** SHORT TASK **
Return a copy of each line that holds the string "text".

(Saved entries)

** Begin **

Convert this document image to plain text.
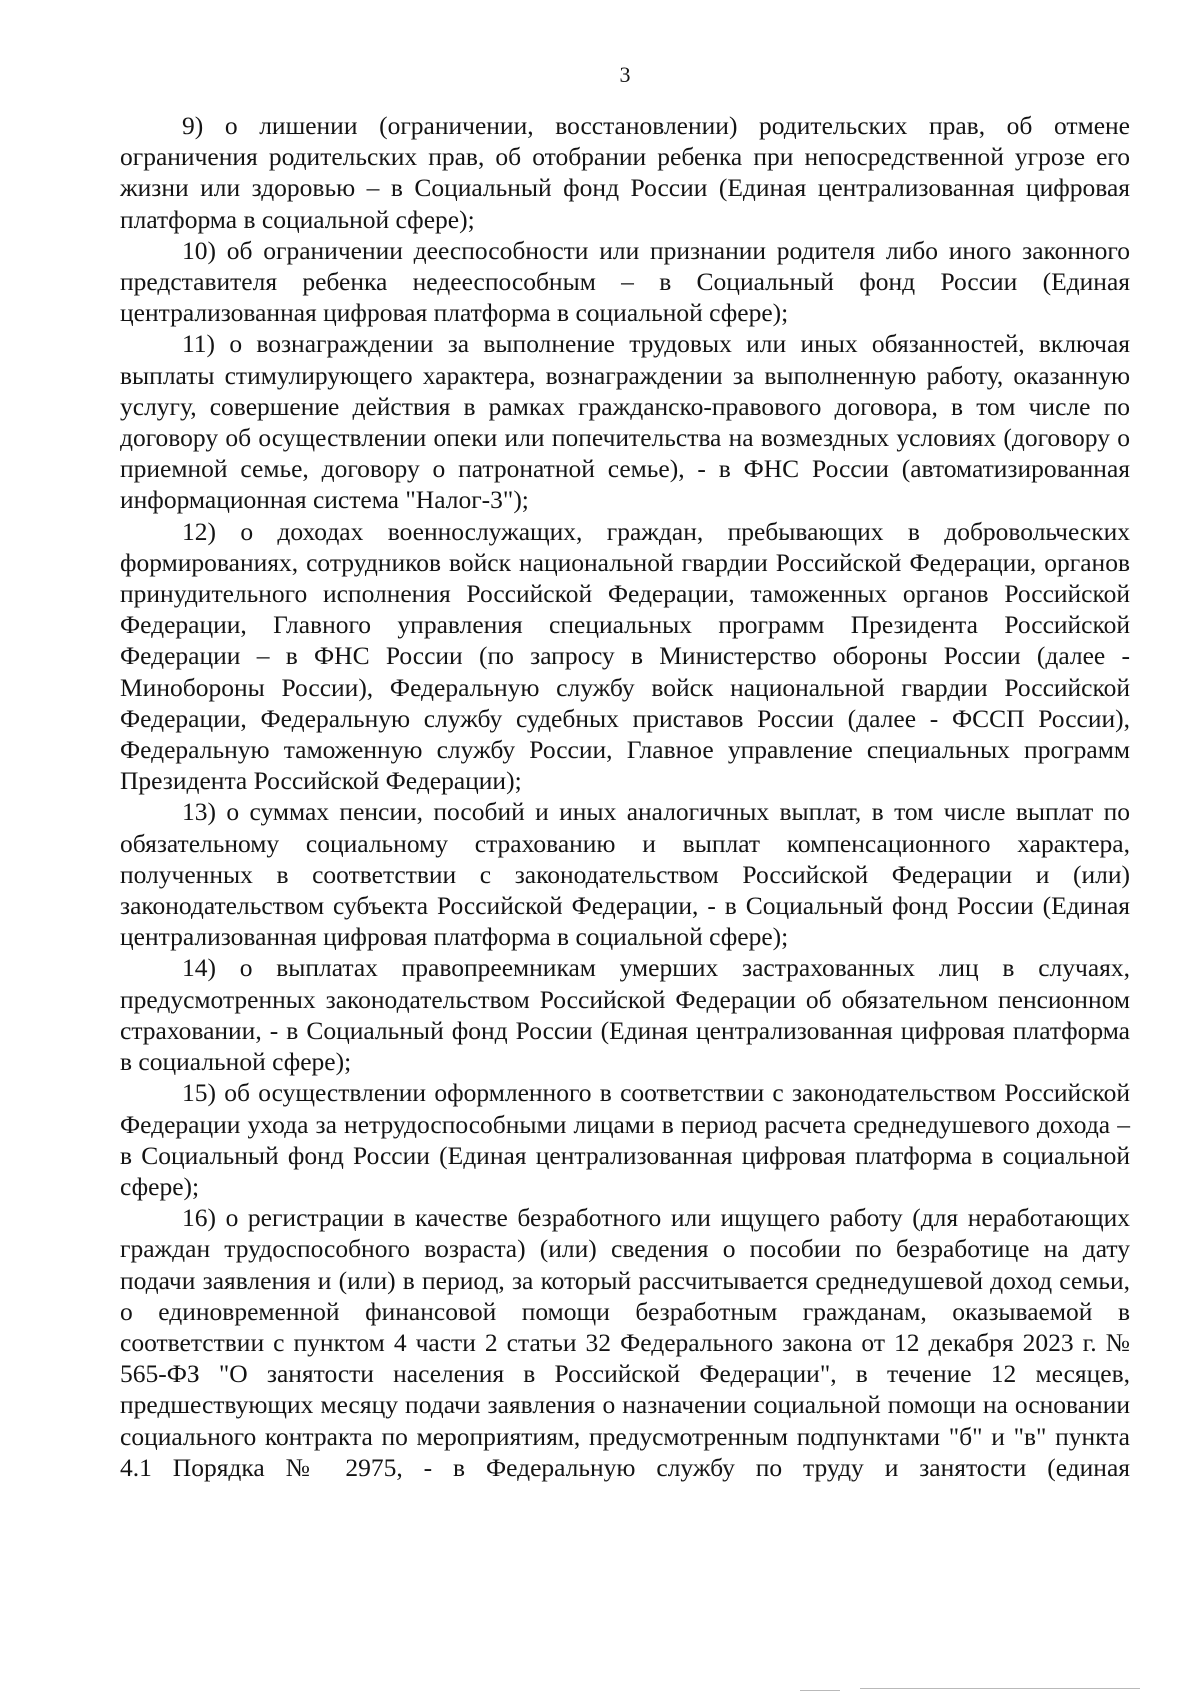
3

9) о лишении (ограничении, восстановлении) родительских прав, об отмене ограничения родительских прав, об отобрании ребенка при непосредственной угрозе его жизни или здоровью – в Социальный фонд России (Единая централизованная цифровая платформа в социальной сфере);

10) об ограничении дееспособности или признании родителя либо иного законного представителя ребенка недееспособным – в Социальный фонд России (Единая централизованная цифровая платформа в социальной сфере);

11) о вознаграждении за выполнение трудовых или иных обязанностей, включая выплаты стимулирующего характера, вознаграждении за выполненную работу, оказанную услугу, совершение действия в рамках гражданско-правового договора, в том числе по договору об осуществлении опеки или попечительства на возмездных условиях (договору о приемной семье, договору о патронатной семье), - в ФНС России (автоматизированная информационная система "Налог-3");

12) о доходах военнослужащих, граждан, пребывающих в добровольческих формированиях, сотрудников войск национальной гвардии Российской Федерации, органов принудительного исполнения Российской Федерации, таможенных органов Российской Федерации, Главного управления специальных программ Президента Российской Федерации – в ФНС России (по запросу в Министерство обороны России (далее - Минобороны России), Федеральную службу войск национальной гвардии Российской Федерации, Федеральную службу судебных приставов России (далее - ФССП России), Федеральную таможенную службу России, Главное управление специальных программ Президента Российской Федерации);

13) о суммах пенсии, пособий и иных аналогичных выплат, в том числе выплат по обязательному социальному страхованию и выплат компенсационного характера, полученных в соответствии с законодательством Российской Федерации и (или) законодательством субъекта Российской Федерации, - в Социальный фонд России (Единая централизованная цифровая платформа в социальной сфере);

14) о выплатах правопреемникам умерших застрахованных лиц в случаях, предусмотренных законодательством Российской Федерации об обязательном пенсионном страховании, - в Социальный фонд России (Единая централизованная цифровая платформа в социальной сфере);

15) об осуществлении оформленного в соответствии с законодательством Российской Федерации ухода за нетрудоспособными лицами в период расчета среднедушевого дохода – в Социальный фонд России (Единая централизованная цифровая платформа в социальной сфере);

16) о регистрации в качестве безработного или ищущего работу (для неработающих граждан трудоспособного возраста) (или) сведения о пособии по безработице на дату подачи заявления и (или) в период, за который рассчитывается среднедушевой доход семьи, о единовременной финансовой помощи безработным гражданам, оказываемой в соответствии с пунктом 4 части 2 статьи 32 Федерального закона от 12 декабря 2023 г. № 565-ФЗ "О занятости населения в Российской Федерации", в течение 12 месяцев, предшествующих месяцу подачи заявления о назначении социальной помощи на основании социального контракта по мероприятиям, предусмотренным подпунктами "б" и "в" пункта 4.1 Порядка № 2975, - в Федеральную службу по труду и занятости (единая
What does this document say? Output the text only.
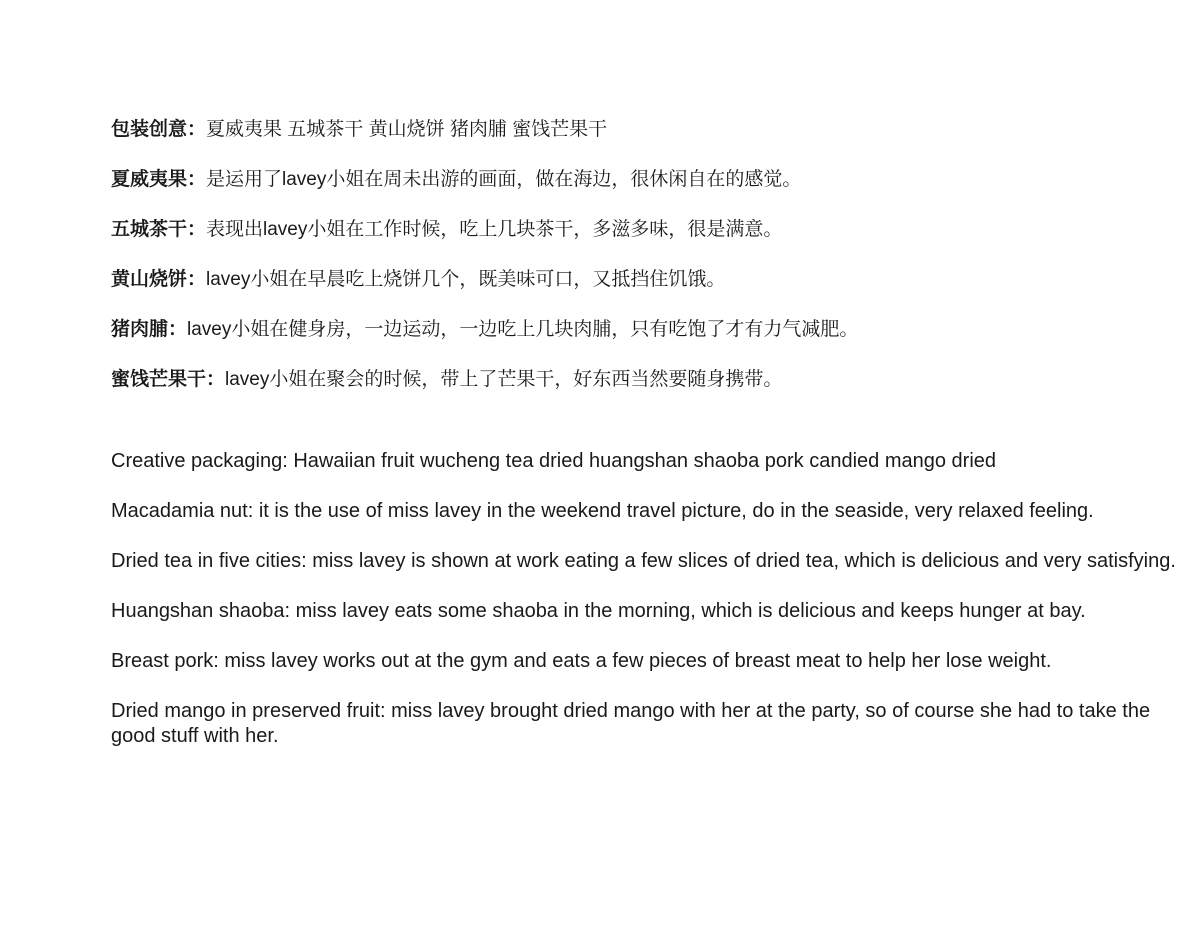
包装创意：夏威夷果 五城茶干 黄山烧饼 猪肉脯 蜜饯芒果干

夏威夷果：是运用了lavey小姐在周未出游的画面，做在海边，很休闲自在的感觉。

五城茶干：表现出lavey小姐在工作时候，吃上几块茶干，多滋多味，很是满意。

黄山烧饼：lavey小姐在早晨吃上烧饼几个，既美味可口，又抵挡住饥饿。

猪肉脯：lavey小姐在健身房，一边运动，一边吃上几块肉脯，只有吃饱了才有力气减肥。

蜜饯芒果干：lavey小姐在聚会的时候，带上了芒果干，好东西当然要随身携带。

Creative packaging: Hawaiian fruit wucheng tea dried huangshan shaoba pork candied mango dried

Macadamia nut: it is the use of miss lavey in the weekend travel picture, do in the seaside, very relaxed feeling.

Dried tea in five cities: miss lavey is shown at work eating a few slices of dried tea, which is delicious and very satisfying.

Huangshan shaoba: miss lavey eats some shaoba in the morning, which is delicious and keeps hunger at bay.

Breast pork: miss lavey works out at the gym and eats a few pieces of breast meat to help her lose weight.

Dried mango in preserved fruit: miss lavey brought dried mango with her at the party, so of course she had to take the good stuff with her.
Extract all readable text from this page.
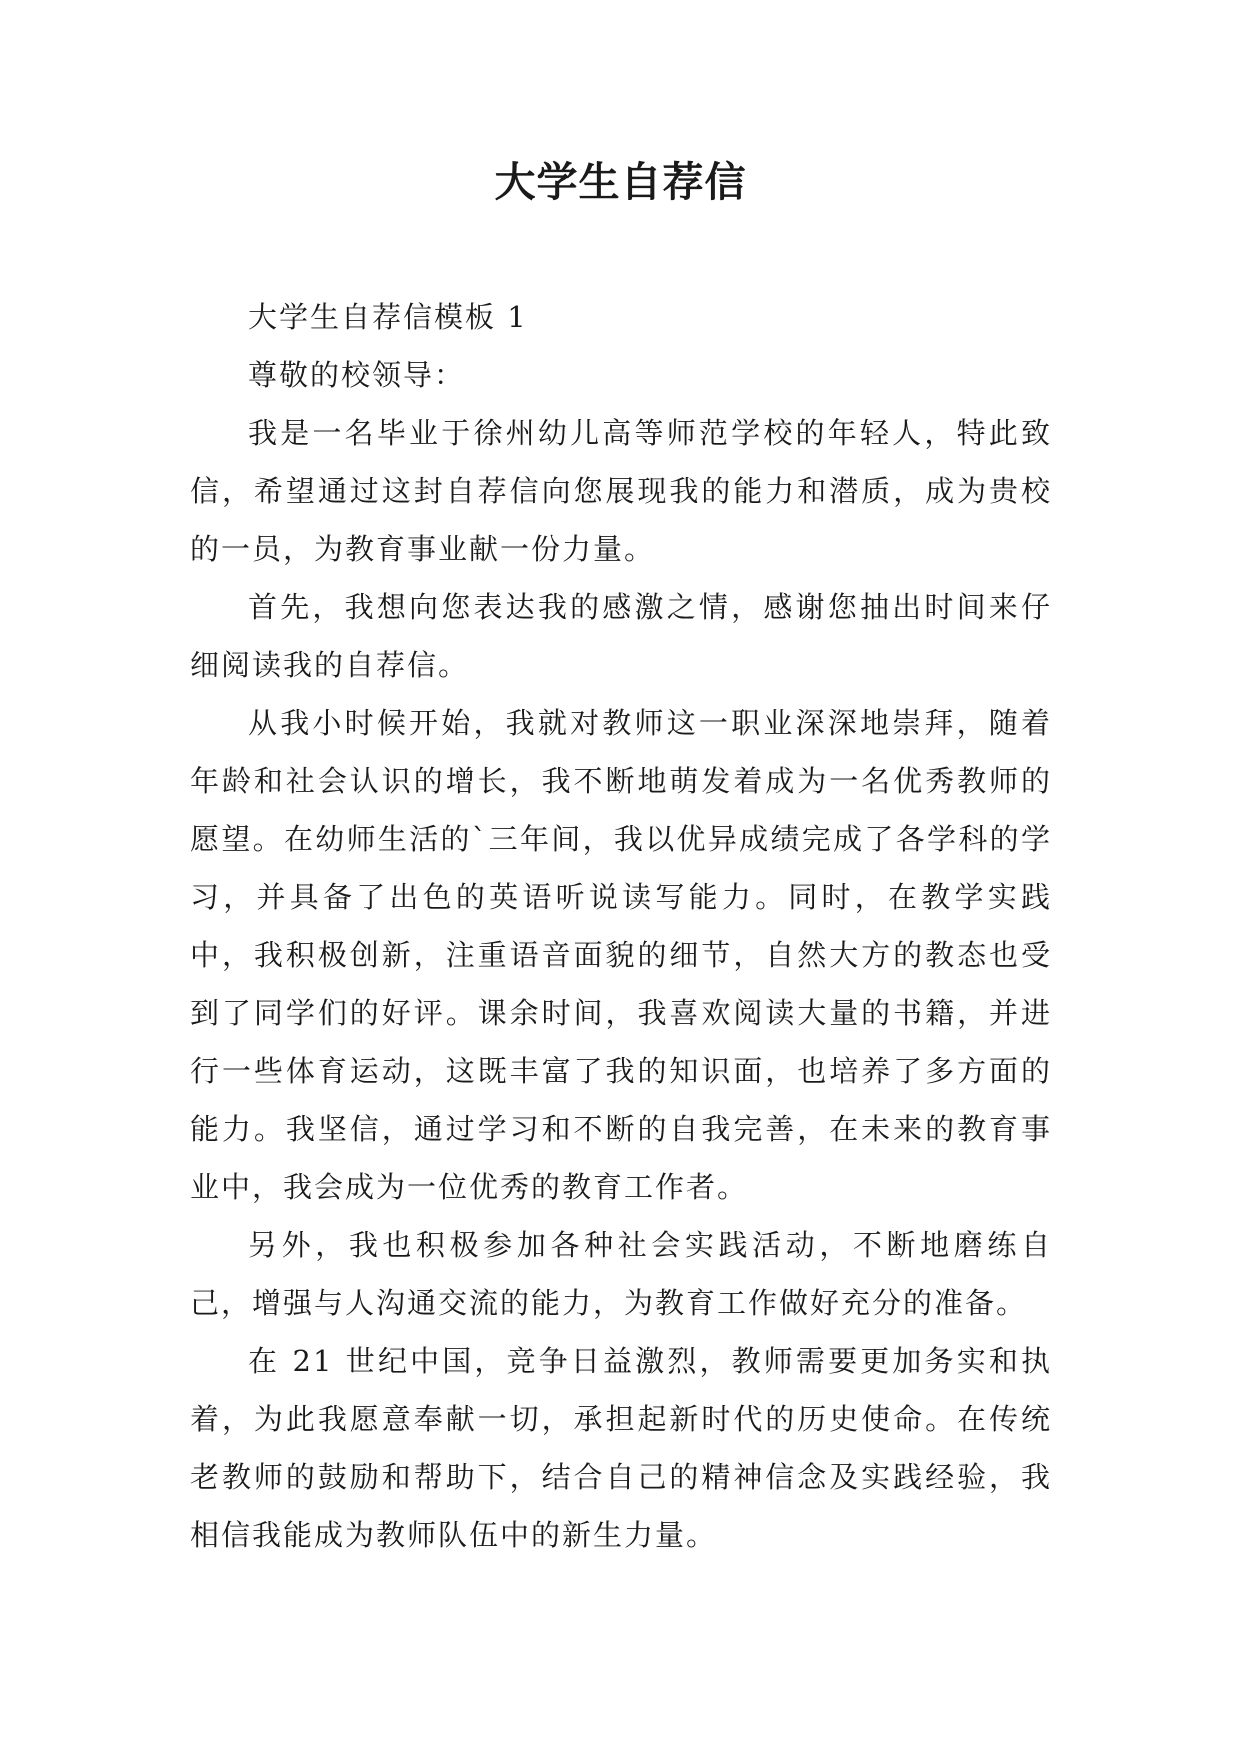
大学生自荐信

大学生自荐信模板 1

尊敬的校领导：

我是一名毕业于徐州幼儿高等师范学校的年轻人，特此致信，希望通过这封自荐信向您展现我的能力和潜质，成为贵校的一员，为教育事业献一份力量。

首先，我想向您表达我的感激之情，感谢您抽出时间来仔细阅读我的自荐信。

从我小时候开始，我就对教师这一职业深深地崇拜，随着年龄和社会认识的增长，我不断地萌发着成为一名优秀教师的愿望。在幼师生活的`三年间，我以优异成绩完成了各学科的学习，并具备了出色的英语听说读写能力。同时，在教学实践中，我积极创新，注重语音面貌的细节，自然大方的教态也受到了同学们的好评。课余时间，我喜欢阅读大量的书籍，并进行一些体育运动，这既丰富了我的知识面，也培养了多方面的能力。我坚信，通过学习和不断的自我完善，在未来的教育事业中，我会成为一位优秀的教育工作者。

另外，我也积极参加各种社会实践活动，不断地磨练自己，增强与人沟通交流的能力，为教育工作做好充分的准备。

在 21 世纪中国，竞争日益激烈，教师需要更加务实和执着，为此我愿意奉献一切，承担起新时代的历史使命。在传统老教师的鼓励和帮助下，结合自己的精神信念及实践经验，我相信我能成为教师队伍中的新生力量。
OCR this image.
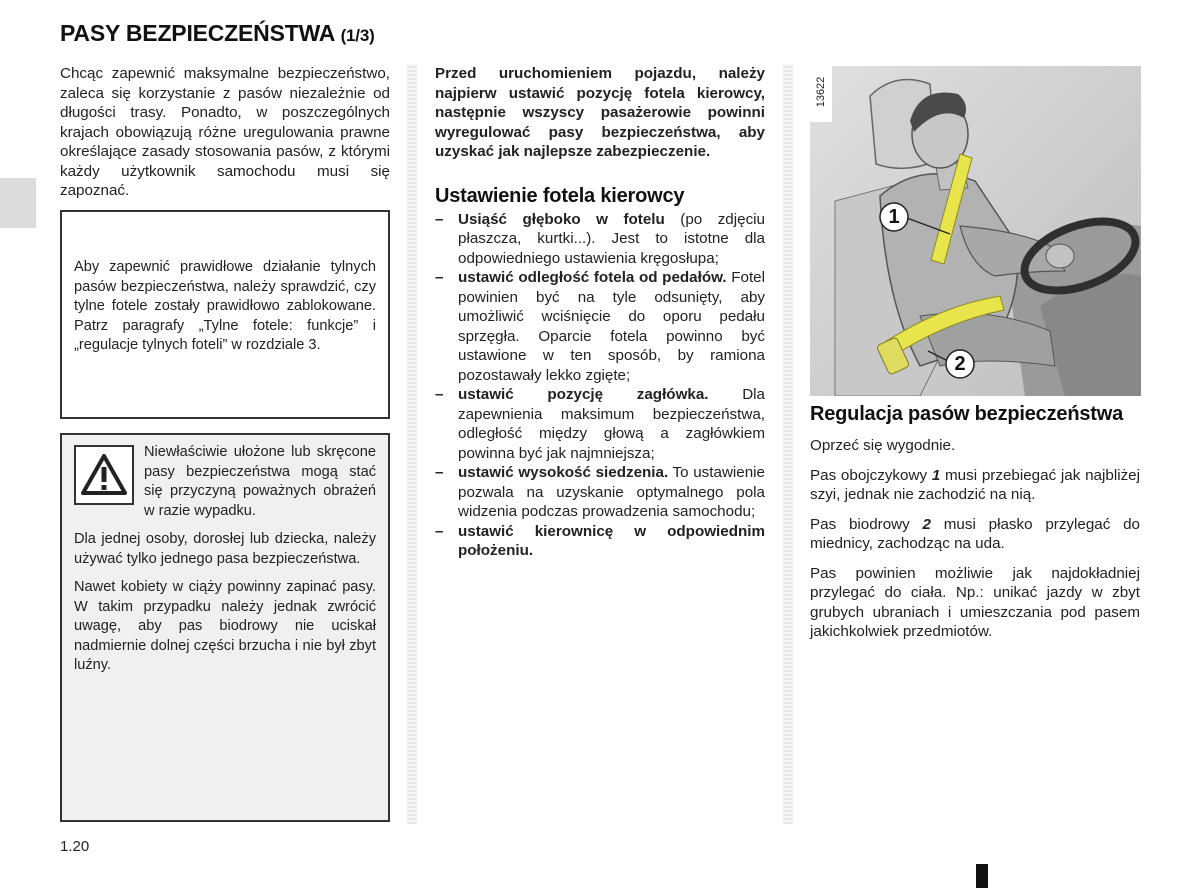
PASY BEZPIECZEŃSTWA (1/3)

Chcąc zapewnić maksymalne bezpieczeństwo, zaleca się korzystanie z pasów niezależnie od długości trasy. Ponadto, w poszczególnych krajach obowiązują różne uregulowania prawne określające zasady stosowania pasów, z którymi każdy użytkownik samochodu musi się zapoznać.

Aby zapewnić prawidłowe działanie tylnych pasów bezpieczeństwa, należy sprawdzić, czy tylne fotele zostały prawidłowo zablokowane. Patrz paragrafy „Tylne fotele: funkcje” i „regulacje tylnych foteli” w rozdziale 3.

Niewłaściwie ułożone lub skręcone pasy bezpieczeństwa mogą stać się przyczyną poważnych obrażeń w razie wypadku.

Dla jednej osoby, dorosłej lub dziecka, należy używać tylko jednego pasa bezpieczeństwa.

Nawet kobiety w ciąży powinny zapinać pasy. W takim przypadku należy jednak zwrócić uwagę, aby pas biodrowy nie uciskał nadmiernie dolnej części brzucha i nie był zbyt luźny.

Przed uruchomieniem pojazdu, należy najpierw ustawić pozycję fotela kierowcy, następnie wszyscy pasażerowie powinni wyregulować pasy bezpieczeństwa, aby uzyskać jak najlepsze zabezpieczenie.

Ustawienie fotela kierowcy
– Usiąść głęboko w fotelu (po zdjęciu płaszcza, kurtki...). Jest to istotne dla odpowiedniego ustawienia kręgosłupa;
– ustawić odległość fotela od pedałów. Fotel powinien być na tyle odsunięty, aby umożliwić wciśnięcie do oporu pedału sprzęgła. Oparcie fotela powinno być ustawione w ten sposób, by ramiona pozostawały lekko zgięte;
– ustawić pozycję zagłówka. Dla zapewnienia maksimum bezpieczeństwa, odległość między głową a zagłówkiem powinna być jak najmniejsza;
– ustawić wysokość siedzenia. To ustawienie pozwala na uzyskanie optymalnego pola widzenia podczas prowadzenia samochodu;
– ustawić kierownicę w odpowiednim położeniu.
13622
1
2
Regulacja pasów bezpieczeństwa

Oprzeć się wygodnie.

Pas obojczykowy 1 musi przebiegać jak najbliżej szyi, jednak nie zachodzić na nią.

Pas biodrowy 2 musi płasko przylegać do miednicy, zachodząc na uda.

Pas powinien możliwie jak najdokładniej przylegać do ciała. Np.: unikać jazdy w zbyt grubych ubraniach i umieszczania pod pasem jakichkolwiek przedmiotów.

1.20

** End **

** EXERCISE RESULT **
Convert this document image to plain text.
What does this document say? Output the text only.
Extract all readable text from this page.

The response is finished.